> **To do**
[1] Translate the sentence "They also suffered under a bad sound mix." from the excerpt on arts critics and a music television show into Spanish.
[2] Carry on the excerpt on arts critics and a music television show from the point at which it stops.

> **Excerpt to read**
--------
This is one hell of a slippery slope. Simon Prast tried this one on at the Auckland Theatre Company a few years ago, and it got him nowhere. It did stimulate discussion on the role of critics in the arts and also went some way to raising the standards of arts criticism locally, which were/are sketchy at times, but blaming bad art on the critics is short sighted. Yet there's aunty Helen trotting it out, but it's still well dodgy, even if it is coming from our nation's leader.

So, hats off to Matt Nippert of Fighting Talk for winning some awards for his work on Salient.

Walking in light
National Anthem - Great show, some good music, but Jackie freaking Clarke? No, wrong wrong wrong. She may have been in vogue with tv moguls sometime back in the early 90s when Wacky was popular for some godforsaken reason, but not now! She should never be allowed on television ever again. Lifetime ban. She introduced excellent Raglan outfit Cornerstone Roots, using the work 'skanking' in her intro, and made it sound like an insult from your drunk uncle. Fiona Rae in granny Herald said no more Red Bull for Jackie Clarke, but stopped short of slagging 4 Man Bob. They are a zany ska band of not so young rockers dressed in army camouflage pants and tshirts, who jumped around a lot to compensate for a general lack of originality. They also suffered under a bad sound mix. Still, they impressed Simon Barnett. Gee. Patrick Crewdson was there, read what he thought... "On stage, a roadie made us all uncomfortable by wearing a NZ Idol t-shirt. Looking at the size of the audience – which it would be a stretch to refer to as ‘the crowd’ – I wondered aloud if the event had been adequately publicised..."
--------
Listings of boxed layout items
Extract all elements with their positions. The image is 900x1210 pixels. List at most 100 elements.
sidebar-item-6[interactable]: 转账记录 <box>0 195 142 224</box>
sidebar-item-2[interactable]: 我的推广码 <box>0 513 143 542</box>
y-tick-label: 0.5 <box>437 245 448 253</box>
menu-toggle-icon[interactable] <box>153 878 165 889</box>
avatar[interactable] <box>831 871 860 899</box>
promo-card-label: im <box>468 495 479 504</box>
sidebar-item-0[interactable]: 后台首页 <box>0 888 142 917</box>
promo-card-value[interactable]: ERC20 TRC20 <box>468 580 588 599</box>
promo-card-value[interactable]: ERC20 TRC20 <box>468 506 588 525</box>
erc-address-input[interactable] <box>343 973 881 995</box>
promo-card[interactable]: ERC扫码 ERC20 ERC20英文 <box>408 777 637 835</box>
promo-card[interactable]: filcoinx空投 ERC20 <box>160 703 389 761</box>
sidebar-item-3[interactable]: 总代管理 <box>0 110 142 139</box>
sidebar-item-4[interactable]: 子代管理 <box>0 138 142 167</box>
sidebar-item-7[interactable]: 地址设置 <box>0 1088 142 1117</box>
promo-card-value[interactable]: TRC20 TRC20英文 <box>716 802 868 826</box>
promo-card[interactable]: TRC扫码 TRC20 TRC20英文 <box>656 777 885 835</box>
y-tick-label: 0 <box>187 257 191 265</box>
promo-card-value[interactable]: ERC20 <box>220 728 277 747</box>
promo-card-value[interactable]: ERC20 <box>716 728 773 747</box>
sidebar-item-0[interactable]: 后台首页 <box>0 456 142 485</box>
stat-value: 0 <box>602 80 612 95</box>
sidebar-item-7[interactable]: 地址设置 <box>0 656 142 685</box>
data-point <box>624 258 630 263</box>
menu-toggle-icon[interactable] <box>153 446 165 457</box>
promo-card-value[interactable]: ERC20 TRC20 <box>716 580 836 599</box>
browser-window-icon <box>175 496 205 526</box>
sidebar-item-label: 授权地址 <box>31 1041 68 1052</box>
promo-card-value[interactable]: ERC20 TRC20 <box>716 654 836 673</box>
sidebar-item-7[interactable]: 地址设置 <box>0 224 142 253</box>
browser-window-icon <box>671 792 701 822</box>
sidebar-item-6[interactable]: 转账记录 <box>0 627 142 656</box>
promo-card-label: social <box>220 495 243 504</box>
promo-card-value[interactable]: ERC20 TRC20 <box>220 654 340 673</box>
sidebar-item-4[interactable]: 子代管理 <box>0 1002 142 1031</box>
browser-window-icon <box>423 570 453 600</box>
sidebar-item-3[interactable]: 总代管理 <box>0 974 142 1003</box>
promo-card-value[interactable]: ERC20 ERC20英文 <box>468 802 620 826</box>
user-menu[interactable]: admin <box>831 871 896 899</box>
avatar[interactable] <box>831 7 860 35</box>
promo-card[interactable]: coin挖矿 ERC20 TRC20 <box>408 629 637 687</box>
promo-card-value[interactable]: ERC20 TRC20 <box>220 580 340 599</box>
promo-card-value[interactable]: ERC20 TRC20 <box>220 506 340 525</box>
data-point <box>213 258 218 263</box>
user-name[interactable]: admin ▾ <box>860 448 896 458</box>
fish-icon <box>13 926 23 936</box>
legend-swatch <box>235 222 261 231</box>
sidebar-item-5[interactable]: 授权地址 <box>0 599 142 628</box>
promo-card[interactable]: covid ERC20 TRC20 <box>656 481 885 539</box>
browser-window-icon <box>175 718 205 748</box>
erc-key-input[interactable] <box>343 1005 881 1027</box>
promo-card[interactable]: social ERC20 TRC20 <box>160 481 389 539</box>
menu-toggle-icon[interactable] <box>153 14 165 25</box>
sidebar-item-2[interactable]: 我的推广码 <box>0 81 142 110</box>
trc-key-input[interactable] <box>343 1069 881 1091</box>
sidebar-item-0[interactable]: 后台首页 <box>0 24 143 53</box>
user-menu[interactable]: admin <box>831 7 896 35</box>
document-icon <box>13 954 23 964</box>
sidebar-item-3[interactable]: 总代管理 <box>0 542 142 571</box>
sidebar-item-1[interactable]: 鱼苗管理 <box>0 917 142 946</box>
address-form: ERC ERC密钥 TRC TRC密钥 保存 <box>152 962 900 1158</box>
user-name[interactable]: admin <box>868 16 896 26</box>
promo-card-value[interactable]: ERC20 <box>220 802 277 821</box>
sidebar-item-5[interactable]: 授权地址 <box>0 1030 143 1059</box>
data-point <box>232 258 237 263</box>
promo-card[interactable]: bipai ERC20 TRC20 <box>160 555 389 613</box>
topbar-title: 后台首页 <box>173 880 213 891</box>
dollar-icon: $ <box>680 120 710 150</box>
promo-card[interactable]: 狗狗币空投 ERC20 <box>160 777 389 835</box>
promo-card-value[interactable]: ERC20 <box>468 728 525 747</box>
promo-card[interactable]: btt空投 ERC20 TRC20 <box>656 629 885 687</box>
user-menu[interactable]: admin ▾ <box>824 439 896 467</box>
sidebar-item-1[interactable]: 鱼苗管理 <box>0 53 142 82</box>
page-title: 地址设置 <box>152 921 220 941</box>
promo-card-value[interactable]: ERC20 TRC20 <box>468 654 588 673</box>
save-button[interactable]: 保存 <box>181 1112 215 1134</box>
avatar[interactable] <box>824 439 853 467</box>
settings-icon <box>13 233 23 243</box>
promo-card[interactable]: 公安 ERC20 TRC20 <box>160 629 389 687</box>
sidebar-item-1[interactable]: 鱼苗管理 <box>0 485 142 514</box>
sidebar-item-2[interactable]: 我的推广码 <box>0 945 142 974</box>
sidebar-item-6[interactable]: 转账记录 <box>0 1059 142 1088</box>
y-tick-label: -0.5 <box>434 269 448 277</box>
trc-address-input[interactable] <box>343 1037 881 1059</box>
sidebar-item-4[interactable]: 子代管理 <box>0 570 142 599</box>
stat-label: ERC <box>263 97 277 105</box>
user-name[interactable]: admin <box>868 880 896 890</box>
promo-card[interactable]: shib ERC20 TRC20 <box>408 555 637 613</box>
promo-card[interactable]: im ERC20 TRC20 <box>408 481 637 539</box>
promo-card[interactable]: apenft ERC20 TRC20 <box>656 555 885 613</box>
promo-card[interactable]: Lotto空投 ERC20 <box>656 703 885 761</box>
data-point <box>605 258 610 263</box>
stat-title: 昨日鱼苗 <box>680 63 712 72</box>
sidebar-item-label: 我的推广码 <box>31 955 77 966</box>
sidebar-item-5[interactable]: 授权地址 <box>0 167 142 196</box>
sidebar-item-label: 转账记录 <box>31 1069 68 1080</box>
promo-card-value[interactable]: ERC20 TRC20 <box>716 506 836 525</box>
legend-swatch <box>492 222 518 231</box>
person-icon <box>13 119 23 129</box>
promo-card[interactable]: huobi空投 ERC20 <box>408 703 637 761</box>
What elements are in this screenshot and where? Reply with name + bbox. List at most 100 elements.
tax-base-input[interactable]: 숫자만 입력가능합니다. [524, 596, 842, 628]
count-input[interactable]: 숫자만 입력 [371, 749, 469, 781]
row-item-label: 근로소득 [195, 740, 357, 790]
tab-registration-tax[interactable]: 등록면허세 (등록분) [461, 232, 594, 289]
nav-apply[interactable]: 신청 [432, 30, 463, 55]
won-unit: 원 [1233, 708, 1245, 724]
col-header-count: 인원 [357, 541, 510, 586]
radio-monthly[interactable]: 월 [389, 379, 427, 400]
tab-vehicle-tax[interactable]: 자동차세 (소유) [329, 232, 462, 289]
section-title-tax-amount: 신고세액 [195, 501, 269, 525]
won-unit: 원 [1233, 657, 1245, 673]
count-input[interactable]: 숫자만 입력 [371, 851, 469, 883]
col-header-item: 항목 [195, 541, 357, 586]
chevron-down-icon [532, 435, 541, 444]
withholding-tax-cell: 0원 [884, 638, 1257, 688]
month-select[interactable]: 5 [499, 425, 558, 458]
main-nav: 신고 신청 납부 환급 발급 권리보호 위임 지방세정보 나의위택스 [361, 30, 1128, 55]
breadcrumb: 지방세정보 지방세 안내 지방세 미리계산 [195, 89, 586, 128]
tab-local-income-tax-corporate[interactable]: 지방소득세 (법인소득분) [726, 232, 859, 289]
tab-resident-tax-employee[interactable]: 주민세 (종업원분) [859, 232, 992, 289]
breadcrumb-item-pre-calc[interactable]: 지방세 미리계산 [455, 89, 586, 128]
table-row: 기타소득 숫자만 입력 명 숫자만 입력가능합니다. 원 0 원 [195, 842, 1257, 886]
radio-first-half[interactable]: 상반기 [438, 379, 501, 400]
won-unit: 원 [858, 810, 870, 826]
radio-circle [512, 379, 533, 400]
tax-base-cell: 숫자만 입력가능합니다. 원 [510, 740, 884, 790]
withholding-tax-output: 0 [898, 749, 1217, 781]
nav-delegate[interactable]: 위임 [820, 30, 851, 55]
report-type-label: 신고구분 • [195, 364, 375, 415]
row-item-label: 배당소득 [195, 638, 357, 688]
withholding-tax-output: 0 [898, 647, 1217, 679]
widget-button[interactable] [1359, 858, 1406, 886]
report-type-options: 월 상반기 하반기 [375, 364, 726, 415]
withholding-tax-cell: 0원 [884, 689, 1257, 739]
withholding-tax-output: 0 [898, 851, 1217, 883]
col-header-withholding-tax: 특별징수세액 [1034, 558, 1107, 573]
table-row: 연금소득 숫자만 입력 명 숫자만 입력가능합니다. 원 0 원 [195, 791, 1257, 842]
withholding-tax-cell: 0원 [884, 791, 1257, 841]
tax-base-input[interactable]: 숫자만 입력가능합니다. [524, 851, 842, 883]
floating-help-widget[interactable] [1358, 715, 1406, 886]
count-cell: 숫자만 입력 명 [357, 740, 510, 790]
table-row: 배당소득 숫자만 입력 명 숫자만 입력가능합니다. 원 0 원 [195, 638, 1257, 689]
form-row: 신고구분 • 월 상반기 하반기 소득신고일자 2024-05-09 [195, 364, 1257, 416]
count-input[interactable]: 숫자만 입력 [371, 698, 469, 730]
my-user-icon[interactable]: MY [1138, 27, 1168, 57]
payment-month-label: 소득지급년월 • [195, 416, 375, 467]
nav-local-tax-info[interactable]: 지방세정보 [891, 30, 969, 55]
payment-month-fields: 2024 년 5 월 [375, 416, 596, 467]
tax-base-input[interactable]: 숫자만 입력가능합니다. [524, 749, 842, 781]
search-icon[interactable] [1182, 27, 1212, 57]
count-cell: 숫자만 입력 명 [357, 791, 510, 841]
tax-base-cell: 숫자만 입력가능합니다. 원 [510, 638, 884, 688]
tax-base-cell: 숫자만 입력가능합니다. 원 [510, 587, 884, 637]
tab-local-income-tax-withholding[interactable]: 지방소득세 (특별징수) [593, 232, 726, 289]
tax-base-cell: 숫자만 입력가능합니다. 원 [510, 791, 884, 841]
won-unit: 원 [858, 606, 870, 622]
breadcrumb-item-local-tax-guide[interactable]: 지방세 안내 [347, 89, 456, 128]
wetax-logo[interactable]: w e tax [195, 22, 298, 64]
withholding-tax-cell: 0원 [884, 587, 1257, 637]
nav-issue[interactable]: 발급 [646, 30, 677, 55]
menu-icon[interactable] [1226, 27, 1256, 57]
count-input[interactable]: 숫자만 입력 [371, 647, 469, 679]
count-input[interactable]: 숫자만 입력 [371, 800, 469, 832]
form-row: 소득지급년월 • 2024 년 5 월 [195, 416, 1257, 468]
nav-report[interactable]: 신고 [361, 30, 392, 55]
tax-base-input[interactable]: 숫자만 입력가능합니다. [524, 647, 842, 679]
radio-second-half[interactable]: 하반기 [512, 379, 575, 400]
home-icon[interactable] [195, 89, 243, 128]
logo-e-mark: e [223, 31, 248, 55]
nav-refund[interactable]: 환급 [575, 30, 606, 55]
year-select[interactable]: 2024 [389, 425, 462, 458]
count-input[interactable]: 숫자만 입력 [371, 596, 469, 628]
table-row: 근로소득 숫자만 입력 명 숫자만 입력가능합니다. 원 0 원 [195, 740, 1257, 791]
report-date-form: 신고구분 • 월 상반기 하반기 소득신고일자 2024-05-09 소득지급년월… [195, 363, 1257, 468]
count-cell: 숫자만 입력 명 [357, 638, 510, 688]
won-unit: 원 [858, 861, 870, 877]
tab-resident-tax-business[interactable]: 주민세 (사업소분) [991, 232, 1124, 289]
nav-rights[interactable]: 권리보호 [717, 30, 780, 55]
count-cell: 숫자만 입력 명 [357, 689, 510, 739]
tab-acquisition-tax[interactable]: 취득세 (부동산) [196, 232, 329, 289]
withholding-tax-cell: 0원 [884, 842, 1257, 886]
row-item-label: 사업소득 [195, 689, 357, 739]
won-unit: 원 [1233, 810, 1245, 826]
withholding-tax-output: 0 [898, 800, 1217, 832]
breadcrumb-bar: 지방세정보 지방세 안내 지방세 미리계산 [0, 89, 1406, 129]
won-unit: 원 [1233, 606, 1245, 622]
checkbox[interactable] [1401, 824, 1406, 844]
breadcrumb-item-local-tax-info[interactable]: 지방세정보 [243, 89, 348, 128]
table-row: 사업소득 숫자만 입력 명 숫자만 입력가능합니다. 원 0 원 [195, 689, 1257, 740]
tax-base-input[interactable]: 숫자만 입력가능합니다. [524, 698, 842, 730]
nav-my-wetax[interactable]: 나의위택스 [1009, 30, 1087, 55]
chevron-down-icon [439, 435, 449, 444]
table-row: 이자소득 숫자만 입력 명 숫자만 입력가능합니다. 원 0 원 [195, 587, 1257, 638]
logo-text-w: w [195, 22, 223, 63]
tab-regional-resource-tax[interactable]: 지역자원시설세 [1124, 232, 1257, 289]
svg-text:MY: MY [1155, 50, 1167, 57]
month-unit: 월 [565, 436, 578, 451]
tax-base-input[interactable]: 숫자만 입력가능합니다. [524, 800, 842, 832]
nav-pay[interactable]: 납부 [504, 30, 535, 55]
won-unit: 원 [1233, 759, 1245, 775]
--------
> **Answer list**
[1] También sufrieron por una mala mezcla de sonido.

[2]
UPDATE. I have just discovered via Mister Hugh Sundae, that Southland TV had a 12 hour telethon at the weekend to raise funds for an MRI scanner, and raised $675,000 - the organisers were hoping to raise $100,000. TV2's National Anthem, collected $147,626 for 24 hours effort. National Anthem also recieved $500,000 from NZ On Air.

Friday, May 28, 2004

The Joys of Wacky Press Releases
Ant Timpson is rejigging the Incredible Film Festival as part of the International Film Festival in July ...
Timpson exclaims “What can I say? They made me an offer I couldn’t refuse and I do mean couldn’t (have you seen Bill angry!). Actually this pairing is the natural evolution of the Incredible Film Festival’s life cycle.... This is a fantastic opportunity to be part of Telecom New Zealand Intentional Film Festivals, a vital medium that continues to showcase the very best of International Cinema”.
Intentional Film Festival???

The Insiders Guide to Happiness is wonderfully obtuse, shot thru with dark humour, and its really top notch local drama -watch it! Thursday nights TV2 930pm. Great cast too. And just when you thought TVNZ had killed off local drama, canning Mercy Peak. Aint life grand?

Thursday, May 27, 2004

Thanks to everyone who came down to the Dub Asylum EP launch on Tuesday night (check the cool photos over here). It was a great night, sold lots of EPs.
Dub Asylum feature on National Radio this Saturday 6pm on the Music Mix, and on C4 next Wednesday night on Soundlab with Nick D. There's an interview and the new video, plus some footage of Dan and DLT painting the EP covers. Niceness.

Last weekend, Centro nightclub in Wyndham St was shut down by noise control officers at 3am - there is a new apartment block just opened in Wyndham St, and the poor residents have discovered that inner city life is a bit livelier than the dull old suburbs.
Centro had their turntables and mixers confiscated, but don't know who was complaining. Its pretty hard to address these problems when you can't even have some form of dialogue with the complainants. The Kings Arms had the same problems last year, until they built their huge wall outside their bar.
George FM want to do something about the noise control situation...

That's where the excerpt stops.